(Collected data entries)
»»
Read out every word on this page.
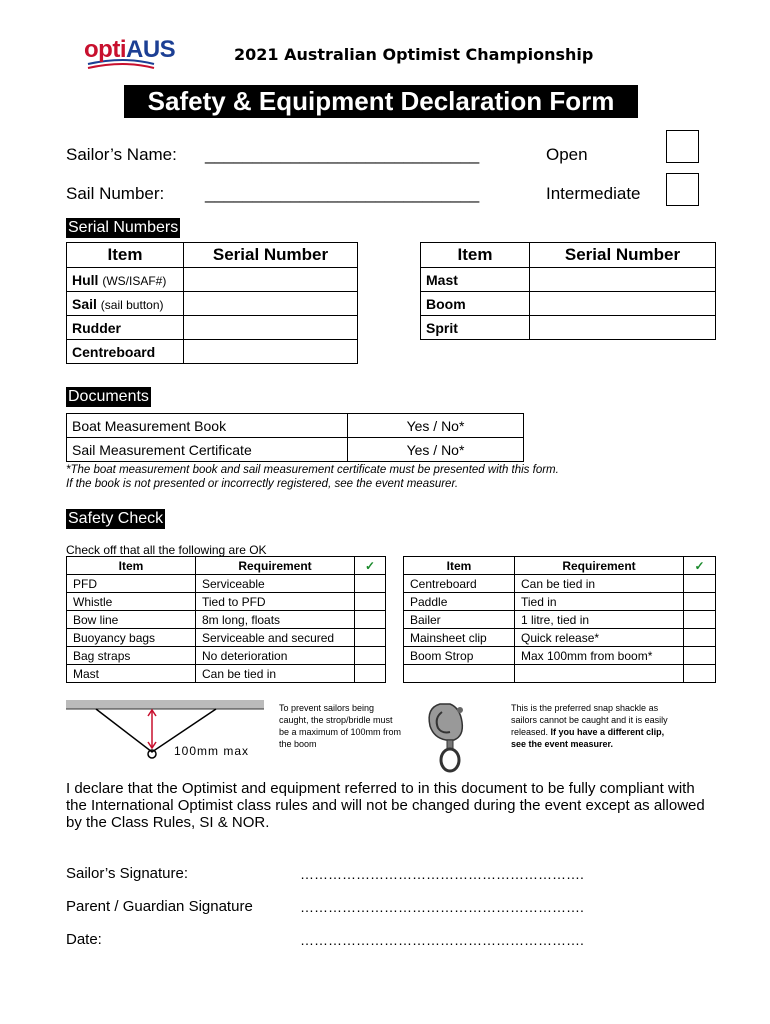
optiAUS	2021 Australian Optimist Championship
Safety & Equipment Declaration Form
Sailor’s Name: _____________________________
Sail Number: _____________________________
Open
Intermediate
Serial Numbers
Item	Serial Number
Hull (WS/ISAF#)	
Sail (sail button)	
Rudder	
Centreboard	
Item	Serial Number
Mast	
Boom	
Sprit	
Documents
Boat Measurement Book	Yes / No*
Sail Measurement Certificate	Yes / No*
*The boat measurement book and sail measurement certificate must be presented with this form.
If the book is not presented or incorrectly registered, see the event measurer.
Safety Check
Check off that all the following are OK
Item	Requirement	✓
PFD	Serviceable	
Whistle	Tied to PFD	
Bow line	8m long, floats	
Buoyancy bags	Serviceable and secured	
Bag straps	No deterioration	
Mast	Can be tied in	
Item	Requirement	✓
Centreboard	Can be tied in	
Paddle	Tied in	
Bailer	1 litre, tied in	
Mainsheet clip	Quick release*	
Boom Strop	Max 100mm from boom*	

100mm max
To prevent sailors being
caught, the strop/bridle must
be a maximum of 100mm from
the boom
This is the preferred snap shackle as
sailors cannot be caught and it is easily
released. If you have a different clip,
see the event measurer.
I declare that the Optimist and equipment referred to in this document to be fully compliant with the International Optimist class rules and will not be changed during the event except as allowed by the Class Rules, SI & NOR.
Sailor’s Signature:	…………………………………………………….
Parent / Guardian Signature	…………………………………………………….
Date:	…………………………………………………….
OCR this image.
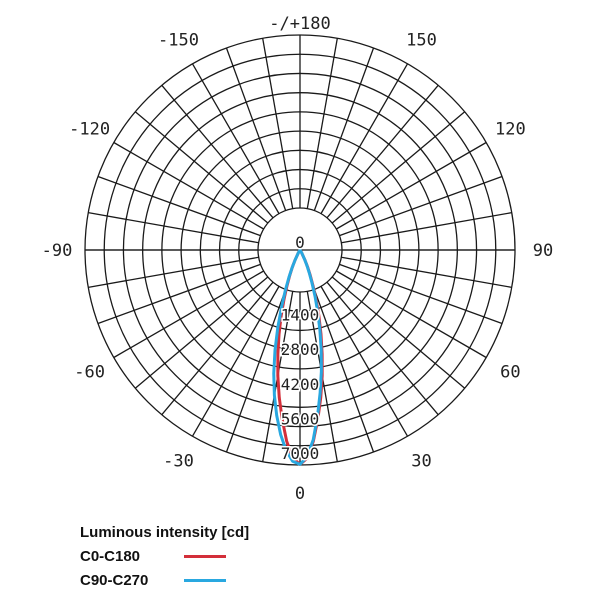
-/+180
150
120
90
60
30
0
-30
-60
-90
-120
-150
0
1400
2800
4200
5600
7000
Luminous intensity [cd]
C0-C180
C90-C270
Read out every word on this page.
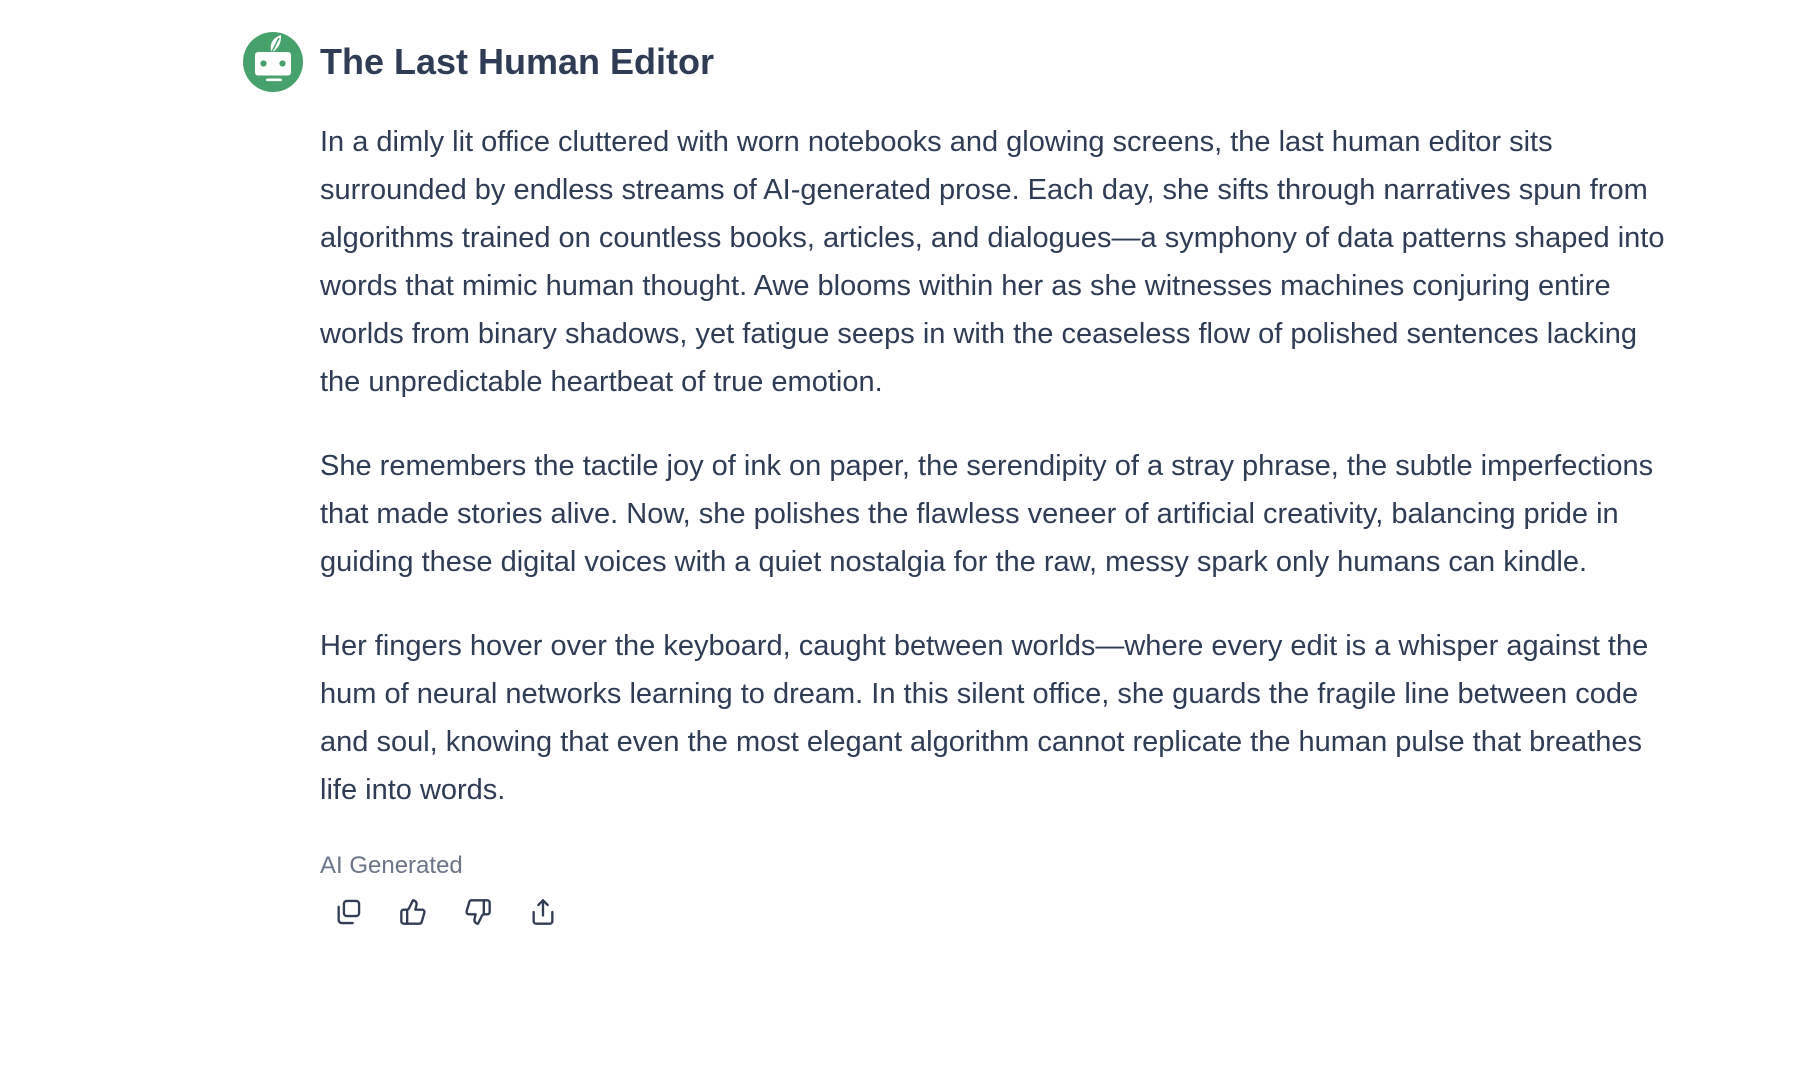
The Last Human Editor

In a dimly lit office cluttered with worn notebooks and glowing screens, the last human editor sits surrounded by endless streams of AI-generated prose. Each day, she sifts through narratives spun from algorithms trained on countless books, articles, and dialogues—a symphony of data patterns shaped into words that mimic human thought. Awe blooms within her as she witnesses machines conjuring entire worlds from binary shadows, yet fatigue seeps in with the ceaseless flow of polished sentences lacking the unpredictable heartbeat of true emotion.

She remembers the tactile joy of ink on paper, the serendipity of a stray phrase, the subtle imperfections that made stories alive. Now, she polishes the flawless veneer of artificial creativity, balancing pride in guiding these digital voices with a quiet nostalgia for the raw, messy spark only humans can kindle.

Her fingers hover over the keyboard, caught between worlds—where every edit is a whisper against the hum of neural networks learning to dream. In this silent office, she guards the fragile line between code and soul, knowing that even the most elegant algorithm cannot replicate the human pulse that breathes life into words.

AI Generated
««
▶ GOAL: Your job is to transcribe the entries above exactly; skip the pictures.

▶ WRITTEN RESPONSE:
Read out every word on this page.
optiAUS	2021 Australian Optimist Championship
Safety & Equipment Declaration Form
Sailor’s Name: _____________________________
Sail Number: _____________________________
Open
Intermediate
Serial Numbers
Item	Serial Number
Hull (WS/ISAF#)	
Sail (sail button)	
Rudder	
Centreboard	
Item	Serial Number
Mast	
Boom	
Sprit	
Documents
Boat Measurement Book	Yes / No*
Sail Measurement Certificate	Yes / No*
*The boat measurement book and sail measurement certificate must be presented with this form.
If the book is not presented or incorrectly registered, see the event measurer.
Safety Check
Check off that all the following are OK
Item	Requirement	✓
PFD	Serviceable	
Whistle	Tied to PFD	
Bow line	8m long, floats	
Buoyancy bags	Serviceable and secured	
Bag straps	No deterioration	
Mast	Can be tied in	
Item	Requirement	✓
Centreboard	Can be tied in	
Paddle	Tied in	
Bailer	1 litre, tied in	
Mainsheet clip	Quick release*	
Boom Strop	Max 100mm from boom*	

100mm max
To prevent sailors being
caught, the strop/bridle must
be a maximum of 100mm from
the boom
This is the preferred snap shackle as
sailors cannot be caught and it is easily
released. If you have a different clip,
see the event measurer.
I declare that the Optimist and equipment referred to in this document to be fully compliant with the International Optimist class rules and will not be changed during the event except as allowed by the Class Rules, SI & NOR.
Sailor’s Signature:	…………………………………………………….
Parent / Guardian Signature	…………………………………………………….
Date:	…………………………………………………….
OCR this image.
-/+180
150
120
90
60
30
0
-30
-60
-90
-120
-150
0
1400
2800
4200
5600
7000
Luminous intensity [cd]
C0-C180
C90-C270
Read out every word on this page.
The Last Human Editor

In a dimly lit office cluttered with worn notebooks and glowing screens, the last human editor sits surrounded by endless streams of AI-generated prose. Each day, she sifts through narratives spun from algorithms trained on countless books, articles, and dialogues—a symphony of data patterns shaped into words that mimic human thought. Awe blooms within her as she witnesses machines conjuring entire worlds from binary shadows, yet fatigue seeps in with the ceaseless flow of polished sentences lacking the unpredictable heartbeat of true emotion.

She remembers the tactile joy of ink on paper, the serendipity of a stray phrase, the subtle imperfections that made stories alive. Now, she polishes the flawless veneer of artificial creativity, balancing pride in guiding these digital voices with a quiet nostalgia for the raw, messy spark only humans can kindle.

Her fingers hover over the keyboard, caught between worlds—where every edit is a whisper against the hum of neural networks learning to dream. In this silent office, she guards the fragile line between code and soul, knowing that even the most elegant algorithm cannot replicate the human pulse that breathes life into words.

AI Generated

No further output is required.